# Exercise instructions
Leave out any picture and return the remaining listing below exactly as given.

Stored entries
====================

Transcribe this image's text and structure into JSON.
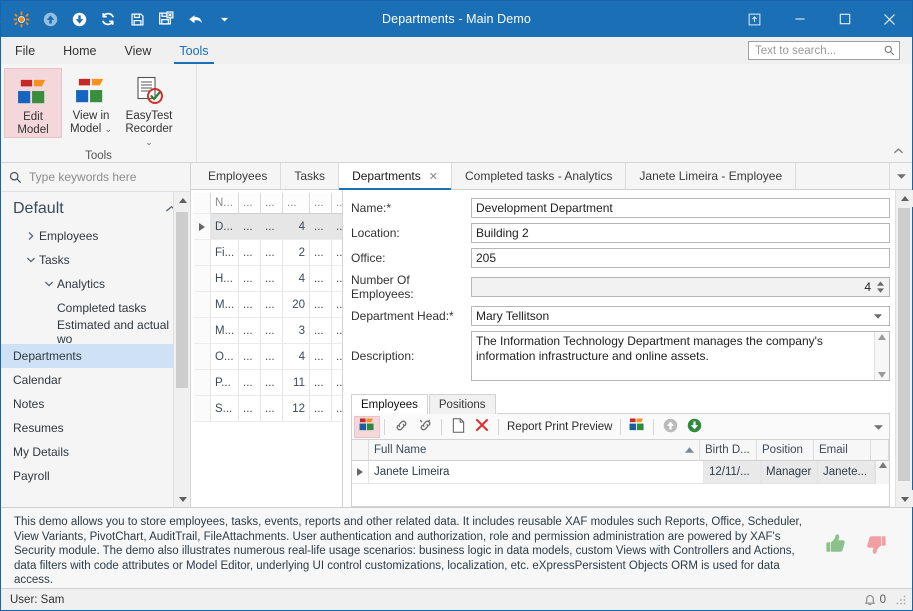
{
  "window": {
    "title": "Departments - Main Demo",
    "quick_access": [
      {
        "name": "app-menu-icon",
        "glyph": "sun"
      },
      {
        "name": "navigate-back-icon",
        "glyph": "up-circle"
      },
      {
        "name": "navigate-forward-icon",
        "glyph": "down-circle"
      },
      {
        "name": "refresh-icon",
        "glyph": "refresh"
      },
      {
        "name": "save-icon",
        "glyph": "save"
      },
      {
        "name": "save-and-close-icon",
        "glyph": "save-close"
      },
      {
        "name": "undo-icon",
        "glyph": "undo"
      },
      {
        "name": "customize-quick-access-icon",
        "glyph": "caret-down"
      }
    ],
    "controls": {
      "restore_layout": "restore-layout-icon",
      "minimize": "minimize-icon",
      "maximize": "maximize-icon",
      "close": "close-icon"
    }
  },
  "ribbon": {
    "tabs": [
      {
        "label": "File",
        "active": false
      },
      {
        "label": "Home",
        "active": false
      },
      {
        "label": "View",
        "active": false
      },
      {
        "label": "Tools",
        "active": true
      }
    ],
    "search": {
      "placeholder": "Text to search...",
      "value": ""
    },
    "group": {
      "label": "Tools",
      "buttons": [
        {
          "label": "Edit Model",
          "icon": "model-blocks-icon",
          "active": true,
          "has_dropdown": false
        },
        {
          "label": "View in Model",
          "icon": "model-blocks-icon",
          "active": false,
          "has_dropdown": true
        },
        {
          "label": "EasyTest Recorder",
          "icon": "document-check-icon",
          "active": false,
          "has_dropdown": true
        }
      ]
    },
    "collapse_icon": "chevron-up-icon"
  },
  "navpane": {
    "search": {
      "placeholder": "Type keywords here",
      "value": "",
      "icon": "search-icon"
    },
    "group_title": "Default",
    "group_collapse_icon": "chevron-up-icon",
    "items": [
      {
        "label": "Employees",
        "level": 1,
        "expander": "chevron-right-icon",
        "selected": false
      },
      {
        "label": "Tasks",
        "level": 1,
        "expander": "chevron-down-icon",
        "selected": false
      },
      {
        "label": "Analytics",
        "level": 2,
        "expander": "chevron-down-icon",
        "selected": false
      },
      {
        "label": "Completed tasks",
        "level": 3,
        "expander": "",
        "selected": false
      },
      {
        "label": "Estimated and actual wo",
        "level": 3,
        "expander": "",
        "selected": false
      },
      {
        "label": "Departments",
        "level": 0,
        "expander": "",
        "selected": true
      },
      {
        "label": "Calendar",
        "level": 0,
        "expander": "",
        "selected": false
      },
      {
        "label": "Notes",
        "level": 0,
        "expander": "",
        "selected": false
      },
      {
        "label": "Resumes",
        "level": 0,
        "expander": "",
        "selected": false
      },
      {
        "label": "My Details",
        "level": 0,
        "expander": "",
        "selected": false
      },
      {
        "label": "Payroll",
        "level": 0,
        "expander": "",
        "selected": false
      }
    ]
  },
  "document_tabs": [
    {
      "label": "Employees",
      "active": false,
      "closable": false
    },
    {
      "label": "Tasks",
      "active": false,
      "closable": false
    },
    {
      "label": "Departments",
      "active": true,
      "closable": true,
      "close_icon": "close-icon"
    },
    {
      "label": "Completed tasks - Analytics",
      "active": false,
      "closable": false
    },
    {
      "label": "Janete Limeira - Employee",
      "active": false,
      "closable": false
    }
  ],
  "tabstrip_menu_icon": "chevron-down-icon",
  "master_grid": {
    "headers": [
      "N...",
      "...",
      "...",
      "...",
      "...",
      "..."
    ],
    "rows": [
      {
        "cells": [
          "D...",
          "...",
          "...",
          "4",
          "...",
          "..."
        ],
        "selected": true
      },
      {
        "cells": [
          "Fi...",
          "...",
          "...",
          "2",
          "...",
          "..."
        ],
        "selected": false
      },
      {
        "cells": [
          "H...",
          "...",
          "...",
          "4",
          "...",
          "..."
        ],
        "selected": false
      },
      {
        "cells": [
          "M...",
          "...",
          "...",
          "20",
          "...",
          "..."
        ],
        "selected": false
      },
      {
        "cells": [
          "M...",
          "...",
          "...",
          "3",
          "...",
          "..."
        ],
        "selected": false
      },
      {
        "cells": [
          "O...",
          "...",
          "...",
          "4",
          "...",
          "..."
        ],
        "selected": false
      },
      {
        "cells": [
          "P...",
          "...",
          "...",
          "11",
          "...",
          "..."
        ],
        "selected": false
      },
      {
        "cells": [
          "S...",
          "...",
          "...",
          "12",
          "...",
          "..."
        ],
        "selected": false
      }
    ],
    "row_indicator_icon": "row-pointer-icon"
  },
  "detail_form": {
    "fields": [
      {
        "label": "Name:*",
        "value": "Development Department",
        "type": "text"
      },
      {
        "label": "Location:",
        "value": "Building 2",
        "type": "text"
      },
      {
        "label": "Office:",
        "value": "205",
        "type": "text"
      },
      {
        "label": "Number Of Employees:",
        "value": "4",
        "type": "spin",
        "readonly": true
      },
      {
        "label": "Department Head:*",
        "value": "Mary Tellitson",
        "type": "lookup"
      }
    ],
    "description": {
      "label": "Description:",
      "value": "The Information Technology Department manages the company's information infrastructure and online assets."
    }
  },
  "nested": {
    "tabs": [
      {
        "label": "Employees",
        "active": true
      },
      {
        "label": "Positions",
        "active": false
      }
    ],
    "toolbar": [
      {
        "name": "link-unlink-group-icon",
        "label": "",
        "icon": "blocks-icon",
        "active": true
      },
      {
        "name": "link-button",
        "label": "",
        "icon": "link-icon",
        "active": false
      },
      {
        "name": "unlink-button",
        "label": "",
        "icon": "unlink-icon",
        "active": false
      },
      {
        "name": "new-button",
        "label": "",
        "icon": "new-document-icon",
        "active": false
      },
      {
        "name": "delete-button",
        "label": "",
        "icon": "delete-x-icon",
        "active": false
      },
      {
        "name": "report-print-preview-button",
        "label": "Report Print Preview",
        "icon": "",
        "active": false
      },
      {
        "name": "export-button",
        "label": "",
        "icon": "chart-blocks-icon",
        "active": false
      },
      {
        "name": "move-up-button",
        "label": "",
        "icon": "up-circle-icon",
        "active": false
      },
      {
        "name": "move-down-button",
        "label": "",
        "icon": "down-circle-icon",
        "active": false
      }
    ],
    "toolbar_menu_icon": "chevron-down-icon",
    "grid": {
      "headers": [
        "Full Name",
        "Birth D...",
        "Position",
        "Email"
      ],
      "sort_icon": "sort-ascending-icon",
      "rows": [
        {
          "cells": [
            "Janete Limeira",
            "12/11/...",
            "Manager",
            "Janete..."
          ],
          "selected": true
        }
      ],
      "row_indicator_icon": "row-pointer-icon"
    }
  },
  "footer": {
    "description": "This demo allows you to store employees, tasks, events, reports and other related data. It includes reusable XAF modules such Reports, Office, Scheduler, View Variants, PivotChart, AuditTrail, FileAttachments. User authentication and authorization, role and permission administration are powered by XAF's Security module. The demo also illustrates numerous real-life usage scenarios: business logic in data models, custom Views with Controllers and Actions, data filters with code attributes or Model Editor, underlying UI control customizations, localization, etc. eXpressPersistent Objects ORM is used for data access.",
    "thumbs_up_icon": "thumbs-up-icon",
    "thumbs_down_icon": "thumbs-down-icon",
    "thumbs_up_color": "#8cc08c",
    "thumbs_down_color": "#f0a0a0"
  },
  "statusbar": {
    "user_label": "User: Sam",
    "notification_icon": "bell-icon",
    "notification_count": "0",
    "resize_grip_icon": "resize-grip-icon"
  },
  "colors": {
    "accent": "#1a6fb5",
    "selection": "#cfe2f5",
    "active_highlight": "#f3d7da"
  }
}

====================

# Exercise result
Transcribe this image's text and structure into JSON.
{
  "window": {
    "title": "Departments - Main Demo",
    "quick_access": [
      {
        "name": "app-menu-icon",
        "glyph": "sun"
      },
      {
        "name": "navigate-back-icon",
        "glyph": "up-circle"
      },
      {
        "name": "navigate-forward-icon",
        "glyph": "down-circle"
      },
      {
        "name": "refresh-icon",
        "glyph": "refresh"
      },
      {
        "name": "save-icon",
        "glyph": "save"
      },
      {
        "name": "save-and-close-icon",
        "glyph": "save-close"
      },
      {
        "name": "undo-icon",
        "glyph": "undo"
      },
      {
        "name": "customize-quick-access-icon",
        "glyph": "caret-down"
      }
    ],
    "controls": {
      "restore_layout": "restore-layout-icon",
      "minimize": "minimize-icon",
      "maximize": "maximize-icon",
      "close": "close-icon"
    }
  },
  "ribbon": {
    "tabs": [
      {
        "label": "File",
        "active": false
      },
      {
        "label": "Home",
        "active": false
      },
      {
        "label": "View",
        "active": false
      },
      {
        "label": "Tools",
        "active": true
      }
    ],
    "search": {
      "placeholder": "Text to search...",
      "value": ""
    },
    "group": {
      "label": "Tools",
      "buttons": [
        {
          "label": "Edit Model",
          "icon": "model-blocks-icon",
          "active": true,
          "has_dropdown": false
        },
        {
          "label": "View in Model",
          "icon": "model-blocks-icon",
          "active": false,
          "has_dropdown": true
        },
        {
          "label": "EasyTest Recorder",
          "icon": "document-check-icon",
          "active": false,
          "has_dropdown": true
        }
      ]
    },
    "collapse_icon": "chevron-up-icon"
  },
  "navpane": {
    "search": {
      "placeholder": "Type keywords here",
      "value": "",
      "icon": "search-icon"
    },
    "group_title": "Default",
    "group_collapse_icon": "chevron-up-icon",
    "items": [
      {
        "label": "Employees",
        "level": 1,
        "expander": "chevron-right-icon",
        "selected": false
      },
      {
        "label": "Tasks",
        "level": 1,
        "expander": "chevron-down-icon",
        "selected": false
      },
      {
        "label": "Analytics",
        "level": 2,
        "expander": "chevron-down-icon",
        "selected": false
      },
      {
        "label": "Completed tasks",
        "level": 3,
        "expander": "",
        "selected": false
      },
      {
        "label": "Estimated and actual wo",
        "level": 3,
        "expander": "",
        "selected": false
      },
      {
        "label": "Departments",
        "level": 0,
        "expander": "",
        "selected": true
      },
      {
        "label": "Calendar",
        "level": 0,
        "expander": "",
        "selected": false
      },
      {
        "label": "Notes",
        "level": 0,
        "expander": "",
        "selected": false
      },
      {
        "label": "Resumes",
        "level": 0,
        "expander": "",
        "selected": false
      },
      {
        "label": "My Details",
        "level": 0,
        "expander": "",
        "selected": false
      },
      {
        "label": "Payroll",
        "level": 0,
        "expander": "",
        "selected": false
      }
    ]
  },
  "document_tabs": [
    {
      "label": "Employees",
      "active": false,
      "closable": false
    },
    {
      "label": "Tasks",
      "active": false,
      "closable": false
    },
    {
      "label": "Departments",
      "active": true,
      "closable": true,
      "close_icon": "close-icon"
    },
    {
      "label": "Completed tasks - Analytics",
      "active": false,
      "closable": false
    },
    {
      "label": "Janete Limeira - Employee",
      "active": false,
      "closable": false
    }
  ],
  "tabstrip_menu_icon": "chevron-down-icon",
  "master_grid": {
    "headers": [
      "N...",
      "...",
      "...",
      "...",
      "...",
      "..."
    ],
    "rows": [
      {
        "cells": [
          "D...",
          "...",
          "...",
          "4",
          "...",
          "..."
        ],
        "selected": true
      },
      {
        "cells": [
          "Fi...",
          "...",
          "...",
          "2",
          "...",
          "..."
        ],
        "selected": false
      },
      {
        "cells": [
          "H...",
          "...",
          "...",
          "4",
          "...",
          "..."
        ],
        "selected": false
      },
      {
        "cells": [
          "M...",
          "...",
          "...",
          "20",
          "...",
          "..."
        ],
        "selected": false
      },
      {
        "cells": [
          "M...",
          "...",
          "...",
          "3",
          "...",
          "..."
        ],
        "selected": false
      },
      {
        "cells": [
          "O...",
          "...",
          "...",
          "4",
          "...",
          "..."
        ],
        "selected": false
      },
      {
        "cells": [
          "P...",
          "...",
          "...",
          "11",
          "...",
          "..."
        ],
        "selected": false
      },
      {
        "cells": [
          "S...",
          "...",
          "...",
          "12",
          "...",
          "..."
        ],
        "selected": false
      }
    ],
    "row_indicator_icon": "row-pointer-icon"
  },
  "detail_form": {
    "fields": [
      {
        "label": "Name:*",
        "value": "Development Department",
        "type": "text"
      },
      {
        "label": "Location:",
        "value": "Building 2",
        "type": "text"
      },
      {
        "label": "Office:",
        "value": "205",
        "type": "text"
      },
      {
        "label": "Number Of Employees:",
        "value": "4",
        "type": "spin",
        "readonly": true
      },
      {
        "label": "Department Head:*",
        "value": "Mary Tellitson",
        "type": "lookup"
      }
    ],
    "description": {
      "label": "Description:",
      "value": "The Information Technology Department manages the company's information infrastructure and online assets."
    }
  },
  "nested": {
    "tabs": [
      {
        "label": "Employees",
        "active": true
      },
      {
        "label": "Positions",
        "active": false
      }
    ],
    "toolbar": [
      {
        "name": "link-unlink-group-icon",
        "label": "",
        "icon": "blocks-icon",
        "active": true
      },
      {
        "name": "link-button",
        "label": "",
        "icon": "link-icon",
        "active": false
      },
      {
        "name": "unlink-button",
        "label": "",
        "icon": "unlink-icon",
        "active": false
      },
      {
        "name": "new-button",
        "label": "",
        "icon": "new-document-icon",
        "active": false
      },
      {
        "name": "delete-button",
        "label": "",
        "icon": "delete-x-icon",
        "active": false
      },
      {
        "name": "report-print-preview-button",
        "label": "Report Print Preview",
        "icon": "",
        "active": false
      },
      {
        "name": "export-button",
        "label": "",
        "icon": "chart-blocks-icon",
        "active": false
      },
      {
        "name": "move-up-button",
        "label": "",
        "icon": "up-circle-icon",
        "active": false
      },
      {
        "name": "move-down-button",
        "label": "",
        "icon": "down-circle-icon",
        "active": false
      }
    ],
    "toolbar_menu_icon": "chevron-down-icon",
    "grid": {
      "headers": [
        "Full Name",
        "Birth D...",
        "Position",
        "Email"
      ],
      "sort_icon": "sort-ascending-icon",
      "rows": [
        {
          "cells": [
            "Janete Limeira",
            "12/11/...",
            "Manager",
            "Janete..."
          ],
          "selected": true
        }
      ],
      "row_indicator_icon": "row-pointer-icon"
    }
  },
  "footer": {
    "description": "This demo allows you to store employees, tasks, events, reports and other related data. It includes reusable XAF modules such Reports, Office, Scheduler, View Variants, PivotChart, AuditTrail, FileAttachments. User authentication and authorization, role and permission administration are powered by XAF's Security module. The demo also illustrates numerous real-life usage scenarios: business logic in data models, custom Views with Controllers and Actions, data filters with code attributes or Model Editor, underlying UI control customizations, localization, etc. eXpressPersistent Objects ORM is used for data access.",
    "thumbs_up_icon": "thumbs-up-icon",
    "thumbs_down_icon": "thumbs-down-icon",
    "thumbs_up_color": "#8cc08c",
    "thumbs_down_color": "#f0a0a0"
  },
  "statusbar": {
    "user_label": "User: Sam",
    "notification_icon": "bell-icon",
    "notification_count": "0",
    "resize_grip_icon": "resize-grip-icon"
  },
  "colors": {
    "accent": "#1a6fb5",
    "selection": "#cfe2f5",
    "active_highlight": "#f3d7da"
  }
}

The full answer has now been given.